BEGIN DATA LISTING

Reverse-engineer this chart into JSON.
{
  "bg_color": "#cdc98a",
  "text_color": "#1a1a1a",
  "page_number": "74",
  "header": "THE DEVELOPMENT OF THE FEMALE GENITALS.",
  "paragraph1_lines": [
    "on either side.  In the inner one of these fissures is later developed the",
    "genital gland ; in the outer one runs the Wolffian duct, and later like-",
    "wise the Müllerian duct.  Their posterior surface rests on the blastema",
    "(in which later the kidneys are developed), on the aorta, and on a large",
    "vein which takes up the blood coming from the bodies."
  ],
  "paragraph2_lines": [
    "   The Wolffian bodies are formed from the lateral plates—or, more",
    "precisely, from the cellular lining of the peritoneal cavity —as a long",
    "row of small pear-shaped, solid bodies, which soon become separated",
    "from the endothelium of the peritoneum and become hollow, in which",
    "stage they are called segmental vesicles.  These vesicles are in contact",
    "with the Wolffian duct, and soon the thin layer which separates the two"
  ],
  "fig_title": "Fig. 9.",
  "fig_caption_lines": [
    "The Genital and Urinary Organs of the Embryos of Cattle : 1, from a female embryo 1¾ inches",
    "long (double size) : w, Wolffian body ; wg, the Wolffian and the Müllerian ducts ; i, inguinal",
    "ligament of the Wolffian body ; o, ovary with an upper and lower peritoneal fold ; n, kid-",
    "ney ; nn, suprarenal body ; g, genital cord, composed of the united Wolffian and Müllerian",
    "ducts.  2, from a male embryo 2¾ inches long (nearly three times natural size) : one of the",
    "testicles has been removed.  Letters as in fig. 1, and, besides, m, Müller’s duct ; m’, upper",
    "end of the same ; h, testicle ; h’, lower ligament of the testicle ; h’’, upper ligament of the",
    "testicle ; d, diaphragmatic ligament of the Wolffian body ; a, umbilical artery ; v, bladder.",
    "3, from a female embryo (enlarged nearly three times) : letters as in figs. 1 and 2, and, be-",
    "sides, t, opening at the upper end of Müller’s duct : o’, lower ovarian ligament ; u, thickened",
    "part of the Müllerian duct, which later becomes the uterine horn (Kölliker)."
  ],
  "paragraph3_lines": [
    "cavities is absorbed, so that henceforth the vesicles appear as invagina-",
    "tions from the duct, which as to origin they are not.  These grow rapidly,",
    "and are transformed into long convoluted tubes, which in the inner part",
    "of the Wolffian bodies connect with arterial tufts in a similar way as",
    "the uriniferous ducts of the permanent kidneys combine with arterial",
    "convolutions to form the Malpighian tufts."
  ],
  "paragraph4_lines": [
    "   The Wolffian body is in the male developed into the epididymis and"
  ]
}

END DATA LISTING

▸ EXERCISE TASK:
Write every line of the material above again, exactly.

▸ IN RESPONSE:
Reverse-engineer this chart into JSON.
{
  "bg_color": "#cdc98a",
  "text_color": "#1a1a1a",
  "page_number": "74",
  "header": "THE DEVELOPMENT OF THE FEMALE GENITALS.",
  "paragraph1_lines": [
    "on either side.  In the inner one of these fissures is later developed the",
    "genital gland ; in the outer one runs the Wolffian duct, and later like-",
    "wise the Müllerian duct.  Their posterior surface rests on the blastema",
    "(in which later the kidneys are developed), on the aorta, and on a large",
    "vein which takes up the blood coming from the bodies."
  ],
  "paragraph2_lines": [
    "   The Wolffian bodies are formed from the lateral plates—or, more",
    "precisely, from the cellular lining of the peritoneal cavity —as a long",
    "row of small pear-shaped, solid bodies, which soon become separated",
    "from the endothelium of the peritoneum and become hollow, in which",
    "stage they are called segmental vesicles.  These vesicles are in contact",
    "with the Wolffian duct, and soon the thin layer which separates the two"
  ],
  "fig_title": "Fig. 9.",
  "fig_caption_lines": [
    "The Genital and Urinary Organs of the Embryos of Cattle : 1, from a female embryo 1¾ inches",
    "long (double size) : w, Wolffian body ; wg, the Wolffian and the Müllerian ducts ; i, inguinal",
    "ligament of the Wolffian body ; o, ovary with an upper and lower peritoneal fold ; n, kid-",
    "ney ; nn, suprarenal body ; g, genital cord, composed of the united Wolffian and Müllerian",
    "ducts.  2, from a male embryo 2¾ inches long (nearly three times natural size) : one of the",
    "testicles has been removed.  Letters as in fig. 1, and, besides, m, Müller’s duct ; m’, upper",
    "end of the same ; h, testicle ; h’, lower ligament of the testicle ; h’’, upper ligament of the",
    "testicle ; d, diaphragmatic ligament of the Wolffian body ; a, umbilical artery ; v, bladder.",
    "3, from a female embryo (enlarged nearly three times) : letters as in figs. 1 and 2, and, be-",
    "sides, t, opening at the upper end of Müller’s duct : o’, lower ovarian ligament ; u, thickened",
    "part of the Müllerian duct, which later becomes the uterine horn (Kölliker)."
  ],
  "paragraph3_lines": [
    "cavities is absorbed, so that henceforth the vesicles appear as invagina-",
    "tions from the duct, which as to origin they are not.  These grow rapidly,",
    "and are transformed into long convoluted tubes, which in the inner part",
    "of the Wolffian bodies connect with arterial tufts in a similar way as",
    "the uriniferous ducts of the permanent kidneys combine with arterial",
    "convolutions to form the Malpighian tufts."
  ],
  "paragraph4_lines": [
    "   The Wolffian body is in the male developed into the epididymis and"
  ]
}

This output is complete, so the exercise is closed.